_WRITTEN TASK_.
Copy out all of the material exactly as presented.

-- Start of RECORD EXCERPTS --

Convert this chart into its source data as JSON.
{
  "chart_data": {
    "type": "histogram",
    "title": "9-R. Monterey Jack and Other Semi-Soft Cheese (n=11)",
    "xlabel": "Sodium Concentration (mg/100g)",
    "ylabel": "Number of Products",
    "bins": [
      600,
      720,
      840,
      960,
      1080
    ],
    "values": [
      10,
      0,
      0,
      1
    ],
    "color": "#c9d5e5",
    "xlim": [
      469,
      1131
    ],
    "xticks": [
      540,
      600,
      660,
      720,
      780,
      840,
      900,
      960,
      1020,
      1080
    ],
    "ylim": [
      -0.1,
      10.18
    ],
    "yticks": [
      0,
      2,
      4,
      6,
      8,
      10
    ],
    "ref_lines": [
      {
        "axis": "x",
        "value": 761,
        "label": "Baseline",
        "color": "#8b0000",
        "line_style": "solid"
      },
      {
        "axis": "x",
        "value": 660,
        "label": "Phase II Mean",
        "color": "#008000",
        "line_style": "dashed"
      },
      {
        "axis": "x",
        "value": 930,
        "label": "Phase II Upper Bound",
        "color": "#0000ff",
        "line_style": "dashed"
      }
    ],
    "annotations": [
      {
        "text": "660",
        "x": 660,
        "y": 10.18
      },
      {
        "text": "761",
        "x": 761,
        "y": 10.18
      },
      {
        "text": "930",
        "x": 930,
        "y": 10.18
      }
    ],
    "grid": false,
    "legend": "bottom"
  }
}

-- End of RECORD EXCERPTS --

_COMPLETE ANSWER_.
Convert this chart into its source data as JSON.
{
  "chart_data": {
    "type": "histogram",
    "title": "9-R. Monterey Jack and Other Semi-Soft Cheese (n=11)",
    "xlabel": "Sodium Concentration (mg/100g)",
    "ylabel": "Number of Products",
    "bins": [
      600,
      720,
      840,
      960,
      1080
    ],
    "values": [
      10,
      0,
      0,
      1
    ],
    "color": "#c9d5e5",
    "xlim": [
      469,
      1131
    ],
    "xticks": [
      540,
      600,
      660,
      720,
      780,
      840,
      900,
      960,
      1020,
      1080
    ],
    "ylim": [
      -0.1,
      10.18
    ],
    "yticks": [
      0,
      2,
      4,
      6,
      8,
      10
    ],
    "ref_lines": [
      {
        "axis": "x",
        "value": 761,
        "label": "Baseline",
        "color": "#8b0000",
        "line_style": "solid"
      },
      {
        "axis": "x",
        "value": 660,
        "label": "Phase II Mean",
        "color": "#008000",
        "line_style": "dashed"
      },
      {
        "axis": "x",
        "value": 930,
        "label": "Phase II Upper Bound",
        "color": "#0000ff",
        "line_style": "dashed"
      }
    ],
    "annotations": [
      {
        "text": "660",
        "x": 660,
        "y": 10.18
      },
      {
        "text": "761",
        "x": 761,
        "y": 10.18
      },
      {
        "text": "930",
        "x": 930,
        "y": 10.18
      }
    ],
    "grid": false,
    "legend": "bottom"
  }
}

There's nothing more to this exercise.